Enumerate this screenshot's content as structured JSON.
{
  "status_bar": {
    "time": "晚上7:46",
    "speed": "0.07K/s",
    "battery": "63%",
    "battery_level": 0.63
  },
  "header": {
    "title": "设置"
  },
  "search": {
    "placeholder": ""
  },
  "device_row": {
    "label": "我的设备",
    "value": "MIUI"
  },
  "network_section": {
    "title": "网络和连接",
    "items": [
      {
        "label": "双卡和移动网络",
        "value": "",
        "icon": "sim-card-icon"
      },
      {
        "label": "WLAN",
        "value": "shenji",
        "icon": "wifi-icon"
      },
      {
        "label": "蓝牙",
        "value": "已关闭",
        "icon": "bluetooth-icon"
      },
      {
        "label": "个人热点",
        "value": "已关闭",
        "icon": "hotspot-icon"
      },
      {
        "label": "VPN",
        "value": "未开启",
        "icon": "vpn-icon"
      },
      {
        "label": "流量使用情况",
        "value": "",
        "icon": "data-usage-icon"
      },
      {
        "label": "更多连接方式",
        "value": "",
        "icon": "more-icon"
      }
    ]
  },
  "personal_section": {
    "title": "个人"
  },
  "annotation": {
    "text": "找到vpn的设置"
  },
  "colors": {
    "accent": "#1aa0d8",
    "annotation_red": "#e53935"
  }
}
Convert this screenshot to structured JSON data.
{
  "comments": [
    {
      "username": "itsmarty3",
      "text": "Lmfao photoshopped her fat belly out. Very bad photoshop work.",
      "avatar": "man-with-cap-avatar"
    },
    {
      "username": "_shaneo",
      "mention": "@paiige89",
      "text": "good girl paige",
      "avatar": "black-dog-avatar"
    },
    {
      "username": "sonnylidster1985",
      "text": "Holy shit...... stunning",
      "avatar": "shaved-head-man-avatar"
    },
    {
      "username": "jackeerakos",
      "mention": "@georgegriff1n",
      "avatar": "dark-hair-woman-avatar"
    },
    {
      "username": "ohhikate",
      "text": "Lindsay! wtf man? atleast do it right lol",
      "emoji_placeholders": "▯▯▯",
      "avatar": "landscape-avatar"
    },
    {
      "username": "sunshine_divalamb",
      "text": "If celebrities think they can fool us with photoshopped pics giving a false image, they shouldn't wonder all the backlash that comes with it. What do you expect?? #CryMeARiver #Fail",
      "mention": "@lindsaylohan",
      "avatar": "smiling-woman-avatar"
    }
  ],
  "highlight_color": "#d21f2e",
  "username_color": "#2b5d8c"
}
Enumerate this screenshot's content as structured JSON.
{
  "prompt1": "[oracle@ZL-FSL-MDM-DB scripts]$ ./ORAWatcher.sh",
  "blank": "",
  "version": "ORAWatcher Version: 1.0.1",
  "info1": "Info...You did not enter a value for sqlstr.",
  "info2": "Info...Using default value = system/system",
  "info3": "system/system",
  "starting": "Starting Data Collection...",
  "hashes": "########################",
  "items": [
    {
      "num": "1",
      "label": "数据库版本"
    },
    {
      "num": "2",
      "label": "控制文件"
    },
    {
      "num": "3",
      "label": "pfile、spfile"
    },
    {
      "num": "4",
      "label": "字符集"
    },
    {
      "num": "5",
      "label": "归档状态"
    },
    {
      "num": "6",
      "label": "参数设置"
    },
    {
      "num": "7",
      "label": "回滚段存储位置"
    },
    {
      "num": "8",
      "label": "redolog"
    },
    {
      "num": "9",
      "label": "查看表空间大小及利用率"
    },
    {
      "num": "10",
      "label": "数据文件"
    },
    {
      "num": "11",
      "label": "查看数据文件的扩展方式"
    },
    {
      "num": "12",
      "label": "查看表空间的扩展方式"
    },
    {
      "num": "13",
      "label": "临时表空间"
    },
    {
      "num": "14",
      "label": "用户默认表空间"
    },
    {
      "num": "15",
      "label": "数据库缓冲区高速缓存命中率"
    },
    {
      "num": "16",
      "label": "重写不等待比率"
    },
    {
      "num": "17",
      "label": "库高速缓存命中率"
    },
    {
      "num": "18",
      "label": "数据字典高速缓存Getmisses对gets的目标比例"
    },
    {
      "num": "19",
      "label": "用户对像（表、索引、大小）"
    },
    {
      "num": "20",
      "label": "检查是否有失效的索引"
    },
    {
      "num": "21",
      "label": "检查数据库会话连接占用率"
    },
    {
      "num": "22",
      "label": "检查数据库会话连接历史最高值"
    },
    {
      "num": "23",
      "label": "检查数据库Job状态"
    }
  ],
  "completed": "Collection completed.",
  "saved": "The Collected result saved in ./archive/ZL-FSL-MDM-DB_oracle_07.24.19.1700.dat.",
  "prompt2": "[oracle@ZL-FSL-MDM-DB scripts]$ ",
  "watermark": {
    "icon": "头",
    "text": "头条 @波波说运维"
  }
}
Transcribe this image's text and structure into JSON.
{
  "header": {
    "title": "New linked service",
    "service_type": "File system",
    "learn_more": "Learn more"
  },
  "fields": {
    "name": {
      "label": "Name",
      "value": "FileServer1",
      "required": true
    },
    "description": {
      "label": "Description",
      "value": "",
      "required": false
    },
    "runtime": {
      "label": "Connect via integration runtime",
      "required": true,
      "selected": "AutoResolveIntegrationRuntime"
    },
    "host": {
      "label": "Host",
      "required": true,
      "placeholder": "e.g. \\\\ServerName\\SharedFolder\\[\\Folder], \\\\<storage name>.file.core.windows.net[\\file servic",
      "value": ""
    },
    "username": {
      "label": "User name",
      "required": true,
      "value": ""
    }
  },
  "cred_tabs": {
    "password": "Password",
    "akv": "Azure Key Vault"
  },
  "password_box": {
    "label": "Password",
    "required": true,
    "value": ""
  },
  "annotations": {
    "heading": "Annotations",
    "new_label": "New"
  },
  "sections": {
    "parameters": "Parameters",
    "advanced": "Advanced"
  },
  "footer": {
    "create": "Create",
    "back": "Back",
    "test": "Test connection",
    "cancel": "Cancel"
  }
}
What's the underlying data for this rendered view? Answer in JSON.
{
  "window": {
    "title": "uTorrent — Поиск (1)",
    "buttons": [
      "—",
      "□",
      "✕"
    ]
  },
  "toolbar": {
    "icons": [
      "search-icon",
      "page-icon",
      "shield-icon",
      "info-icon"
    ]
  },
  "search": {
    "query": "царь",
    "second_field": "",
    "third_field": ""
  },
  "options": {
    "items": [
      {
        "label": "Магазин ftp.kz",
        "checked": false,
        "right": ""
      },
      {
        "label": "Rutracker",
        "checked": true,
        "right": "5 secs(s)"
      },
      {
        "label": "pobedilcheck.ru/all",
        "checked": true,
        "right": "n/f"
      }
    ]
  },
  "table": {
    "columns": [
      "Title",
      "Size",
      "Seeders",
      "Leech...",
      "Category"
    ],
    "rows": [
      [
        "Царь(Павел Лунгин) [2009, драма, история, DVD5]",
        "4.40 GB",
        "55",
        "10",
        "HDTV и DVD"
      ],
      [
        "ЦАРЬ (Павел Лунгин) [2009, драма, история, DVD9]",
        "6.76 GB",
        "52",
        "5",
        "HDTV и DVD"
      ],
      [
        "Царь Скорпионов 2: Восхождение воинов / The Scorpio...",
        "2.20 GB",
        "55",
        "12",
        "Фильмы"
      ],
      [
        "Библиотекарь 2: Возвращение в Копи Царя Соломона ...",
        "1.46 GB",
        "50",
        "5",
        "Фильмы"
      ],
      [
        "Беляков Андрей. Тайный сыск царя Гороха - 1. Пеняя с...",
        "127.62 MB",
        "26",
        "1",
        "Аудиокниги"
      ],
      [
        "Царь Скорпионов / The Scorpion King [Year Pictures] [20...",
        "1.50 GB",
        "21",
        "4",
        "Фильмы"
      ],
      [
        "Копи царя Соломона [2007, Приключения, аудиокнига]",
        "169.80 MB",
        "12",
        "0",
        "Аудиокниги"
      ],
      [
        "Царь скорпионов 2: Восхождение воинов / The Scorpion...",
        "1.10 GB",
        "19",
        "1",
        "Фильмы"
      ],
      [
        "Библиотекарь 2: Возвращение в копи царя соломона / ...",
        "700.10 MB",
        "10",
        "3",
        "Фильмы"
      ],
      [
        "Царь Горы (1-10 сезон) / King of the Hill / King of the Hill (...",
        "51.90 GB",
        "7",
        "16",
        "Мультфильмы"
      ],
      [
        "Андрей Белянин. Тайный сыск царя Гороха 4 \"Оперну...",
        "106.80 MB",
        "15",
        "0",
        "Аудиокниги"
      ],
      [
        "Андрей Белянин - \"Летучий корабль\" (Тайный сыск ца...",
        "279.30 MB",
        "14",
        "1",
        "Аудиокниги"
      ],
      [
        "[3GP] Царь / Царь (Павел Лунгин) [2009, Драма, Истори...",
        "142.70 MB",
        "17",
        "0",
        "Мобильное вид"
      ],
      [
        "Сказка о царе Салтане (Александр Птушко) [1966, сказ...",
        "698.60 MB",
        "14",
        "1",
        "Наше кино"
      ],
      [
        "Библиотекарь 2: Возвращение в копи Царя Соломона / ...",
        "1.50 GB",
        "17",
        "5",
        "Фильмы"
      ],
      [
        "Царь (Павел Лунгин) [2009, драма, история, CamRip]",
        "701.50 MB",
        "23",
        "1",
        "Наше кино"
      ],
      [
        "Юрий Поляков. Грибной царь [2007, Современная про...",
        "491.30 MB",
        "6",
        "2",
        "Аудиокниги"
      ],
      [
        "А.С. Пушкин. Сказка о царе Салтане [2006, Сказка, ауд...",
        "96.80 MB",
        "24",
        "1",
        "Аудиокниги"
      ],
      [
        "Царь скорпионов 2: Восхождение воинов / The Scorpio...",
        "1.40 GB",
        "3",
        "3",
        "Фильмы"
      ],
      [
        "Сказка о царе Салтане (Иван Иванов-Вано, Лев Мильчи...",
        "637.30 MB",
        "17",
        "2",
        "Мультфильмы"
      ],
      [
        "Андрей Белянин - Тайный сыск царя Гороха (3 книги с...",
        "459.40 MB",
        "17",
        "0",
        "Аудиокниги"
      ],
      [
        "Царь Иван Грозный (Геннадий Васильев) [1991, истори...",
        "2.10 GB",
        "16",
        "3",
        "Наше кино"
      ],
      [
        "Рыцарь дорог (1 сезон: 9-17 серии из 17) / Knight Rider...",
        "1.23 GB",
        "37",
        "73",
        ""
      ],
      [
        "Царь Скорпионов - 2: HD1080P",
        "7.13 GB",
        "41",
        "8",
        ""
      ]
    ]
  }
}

= = = =

DESCRIPTION OF THE TASK: All lines above with "воинов" in them should be returned.

ANSWER:
        "Царь Скорпионов 2: Восхождение воинов / The Scorpio...",
        "Царь скорпионов 2: Восхождение воинов / The Scorpion...",
        "Царь скорпионов 2: Восхождение воинов / The Scorpio...",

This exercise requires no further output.